Request
Return every line of the data below that includes the string "ratio".

Excerpted records
———
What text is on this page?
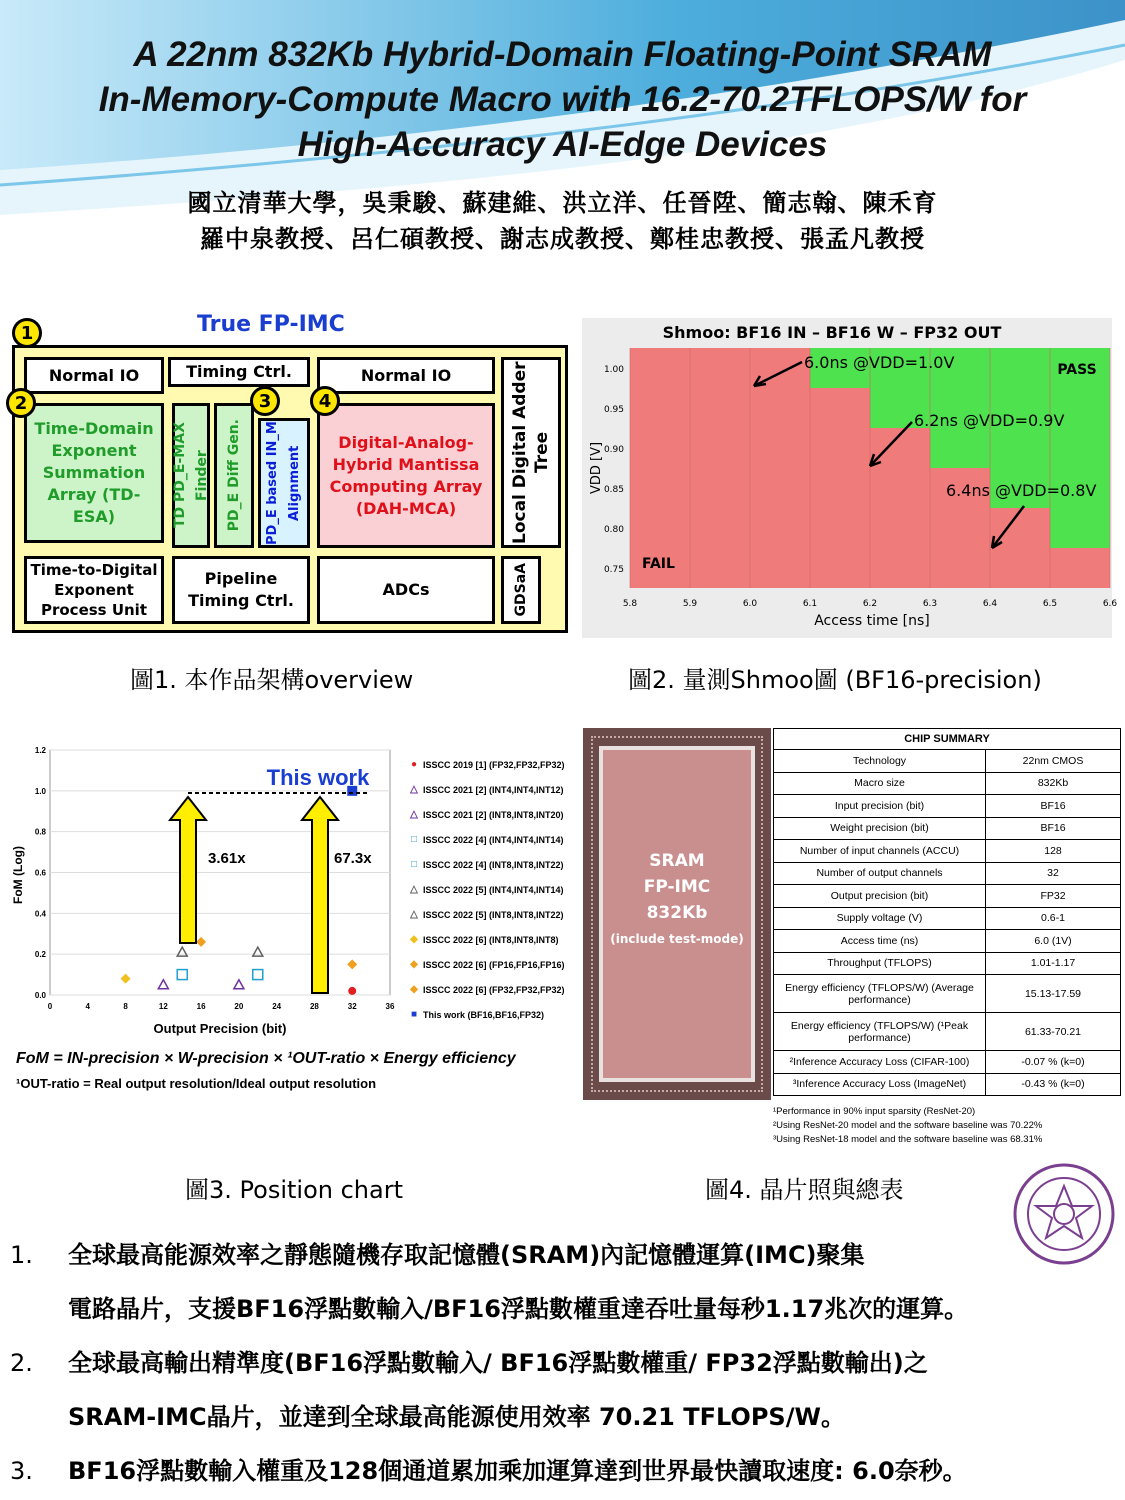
A 22nm 832Kb Hybrid-Domain Floating-Point SRAM
In-Memory-Compute Macro with 16.2-70.2TFLOPS/W for
High-Accuracy AI-Edge Devices
國立清華大學，吳秉駿、蘇建維、洪立洋、任晉陞、簡志翰、陳禾育
羅中泉教授、呂仁碩教授、謝志成教授、鄭桂忠教授、張孟凡教授
True FP-IMC
Normal IO	Timing Ctrl.	Normal IO
Time-Domain Exponent Summation Array (TD-ESA)	TD PD_E-MAX Finder PD_E Diff Gen. PD_E based IN_M Alignment
Digital-Analog-Hybrid Mantissa Computing Array (DAH-MCA)	Local Digital Adder Tree
Time-to-Digital Exponent Process Unit
Pipeline Timing Ctrl.
ADCs	GDSaA
1
2	3	4
圖1. 本作品架構overview
Shmoo: BF16 IN – BF16 W – FP32 OUT
1.00
0.95
0.90
0.85
0.80
0.75
5.8	5.9	6.0	6.1	6.2	6.3	6.4	6.5	6.6
VDD [V]
Access time [ns]
PASS
FAIL
6.0ns @VDD=1.0V
6.2ns @VDD=0.9V
6.4ns @VDD=0.8V
圖2. 量測Shmoo圖 (BF16-precision)
0.0
0.2
0.4
0.6
0.8
1.0
1.2
0	4	8	12	16	20	24	28	32	36
FoM (Log)
Output Precision (bit)
This work
3.61x	67.3x
● ISSCC 2019 [1] (FP32,FP32,FP32)
△ ISSCC 2021 [2] (INT4,INT4,INT12)
△ ISSCC 2021 [2] (INT8,INT8,INT20)
□ ISSCC 2022 [4] (INT4,INT4,INT14)
□ ISSCC 2022 [4] (INT8,INT8,INT22)
△ ISSCC 2022 [5] (INT4,INT4,INT14)
△ ISSCC 2022 [5] (INT8,INT8,INT22)
◆ ISSCC 2022 [6] (INT8,INT8,INT8)
◆ ISSCC 2022 [6] (FP16,FP16,FP16)
◆ ISSCC 2022 [6] (FP32,FP32,FP32)
■ This work (BF16,BF16,FP32)
FoM = IN-precision × W-precision × ¹OUT-ratio × Energy efficiency
¹OUT-ratio = Real output resolution/Ideal output resolution
圖3. Position chart
SRAM
FP-IMC
832Kb
(include test-mode)
CHIP SUMMARY	
Technology	22nm CMOS
Macro size	832Kb
Input precision (bit)	BF16
Weight precision (bit)	BF16
Number of input channels (ACCU)	128
Number of output channels	32
Output precision (bit)	FP32
Supply voltage (V)	0.6-1
Access time (ns)	6.0 (1V)
Throughput (TFLOPS)	1.01-1.17
Energy efficiency (TFLOPS/W) (Average performance)	15.13-17.59
Energy efficiency (TFLOPS/W) (¹Peak performance)	61.33-70.21
²Inference Accuracy Loss (CIFAR-100)	-0.07 % (k=0)
³Inference Accuracy Loss (ImageNet)	-0.43 % (k=0)
¹Performance in 90% input sparsity (ResNet-20)
²Using ResNet-20 model and the software baseline was 70.22%
³Using ResNet-18 model and the software baseline was 68.31%
圖4. 晶片照與總表
1.	全球最高能源效率之靜態隨機存取記憶體(SRAM)內記憶體運算(IMC)聚集
電路晶片，支援BF16浮點數輸入/BF16浮點數權重達吞吐量每秒1.17兆次的運算。
2.	全球最高輸出精準度(BF16浮點數輸入/ BF16浮點數權重/ FP32浮點數輸出)之
SRAM-IMC晶片，並達到全球最高能源使用效率 70.21 TFLOPS/W。
3.	BF16浮點數輸入權重及128個通道累加乘加運算達到世界最快讀取速度: 6.0奈秒。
———
Response
FoM = IN-precision × W-precision × ¹OUT-ratio × Energy efficiency
¹OUT-ratio = Real output resolution/Ideal output resolution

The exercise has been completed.